■ WRITTEN INSTRUCTION: Write out the full listing again, exactly as it stands.

[Dataset items]
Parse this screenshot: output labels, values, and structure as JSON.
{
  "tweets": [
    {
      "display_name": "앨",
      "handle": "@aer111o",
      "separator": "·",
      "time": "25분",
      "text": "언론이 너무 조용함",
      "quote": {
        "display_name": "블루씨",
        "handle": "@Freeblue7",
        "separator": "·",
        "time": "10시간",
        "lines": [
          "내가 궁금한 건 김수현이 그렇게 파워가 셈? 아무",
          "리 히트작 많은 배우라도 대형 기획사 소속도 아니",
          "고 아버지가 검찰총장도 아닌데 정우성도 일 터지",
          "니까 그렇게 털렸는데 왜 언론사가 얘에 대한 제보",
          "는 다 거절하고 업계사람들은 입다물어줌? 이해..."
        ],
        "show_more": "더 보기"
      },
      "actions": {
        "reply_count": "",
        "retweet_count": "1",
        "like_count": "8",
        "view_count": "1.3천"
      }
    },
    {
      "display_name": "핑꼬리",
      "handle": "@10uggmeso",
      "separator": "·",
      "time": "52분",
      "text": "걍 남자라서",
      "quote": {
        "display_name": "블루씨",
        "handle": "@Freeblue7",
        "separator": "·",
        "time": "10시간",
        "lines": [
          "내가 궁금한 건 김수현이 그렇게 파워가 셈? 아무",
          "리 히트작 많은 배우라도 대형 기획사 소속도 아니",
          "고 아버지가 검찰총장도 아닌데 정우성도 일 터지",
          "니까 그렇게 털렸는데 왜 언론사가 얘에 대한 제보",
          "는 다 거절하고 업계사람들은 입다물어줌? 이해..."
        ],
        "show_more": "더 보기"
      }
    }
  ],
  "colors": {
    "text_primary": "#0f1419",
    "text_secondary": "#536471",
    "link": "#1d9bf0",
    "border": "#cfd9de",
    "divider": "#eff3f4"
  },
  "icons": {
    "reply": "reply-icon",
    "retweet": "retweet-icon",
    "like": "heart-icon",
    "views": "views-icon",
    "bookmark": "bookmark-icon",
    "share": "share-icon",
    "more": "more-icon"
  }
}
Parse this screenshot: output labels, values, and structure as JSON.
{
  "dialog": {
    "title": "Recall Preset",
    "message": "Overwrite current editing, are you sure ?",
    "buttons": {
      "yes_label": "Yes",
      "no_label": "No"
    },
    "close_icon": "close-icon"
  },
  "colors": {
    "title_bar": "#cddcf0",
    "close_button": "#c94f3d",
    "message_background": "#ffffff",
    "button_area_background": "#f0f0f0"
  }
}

■ THE OUTPUT:
Parse this screenshot: output labels, values, and structure as JSON.
{
  "tweets": [
    {
      "display_name": "앨",
      "handle": "@aer111o",
      "separator": "·",
      "time": "25분",
      "text": "언론이 너무 조용함",
      "quote": {
        "display_name": "블루씨",
        "handle": "@Freeblue7",
        "separator": "·",
        "time": "10시간",
        "lines": [
          "내가 궁금한 건 김수현이 그렇게 파워가 셈? 아무",
          "리 히트작 많은 배우라도 대형 기획사 소속도 아니",
          "고 아버지가 검찰총장도 아닌데 정우성도 일 터지",
          "니까 그렇게 털렸는데 왜 언론사가 얘에 대한 제보",
          "는 다 거절하고 업계사람들은 입다물어줌? 이해..."
        ],
        "show_more": "더 보기"
      },
      "actions": {
        "reply_count": "",
        "retweet_count": "1",
        "like_count": "8",
        "view_count": "1.3천"
      }
    },
    {
      "display_name": "핑꼬리",
      "handle": "@10uggmeso",
      "separator": "·",
      "time": "52분",
      "text": "걍 남자라서",
      "quote": {
        "display_name": "블루씨",
        "handle": "@Freeblue7",
        "separator": "·",
        "time": "10시간",
        "lines": [
          "내가 궁금한 건 김수현이 그렇게 파워가 셈? 아무",
          "리 히트작 많은 배우라도 대형 기획사 소속도 아니",
          "고 아버지가 검찰총장도 아닌데 정우성도 일 터지",
          "니까 그렇게 털렸는데 왜 언론사가 얘에 대한 제보",
          "는 다 거절하고 업계사람들은 입다물어줌? 이해..."
        ],
        "show_more": "더 보기"
      }
    }
  ],
  "colors": {
    "text_primary": "#0f1419",
    "text_secondary": "#536471",
    "link": "#1d9bf0",
    "border": "#cfd9de",
    "divider": "#eff3f4"
  },
  "icons": {
    "reply": "reply-icon",
    "retweet": "retweet-icon",
    "like": "heart-icon",
    "views": "views-icon",
    "bookmark": "bookmark-icon",
    "share": "share-icon",
    "more": "more-icon"
  }
}
Parse this screenshot: output labels, values, and structure as JSON.
{
  "dialog": {
    "title": "Recall Preset",
    "message": "Overwrite current editing, are you sure ?",
    "buttons": {
      "yes_label": "Yes",
      "no_label": "No"
    },
    "close_icon": "close-icon"
  },
  "colors": {
    "title_bar": "#cddcf0",
    "close_button": "#c94f3d",
    "message_background": "#ffffff",
    "button_area_background": "#f0f0f0"
  }
}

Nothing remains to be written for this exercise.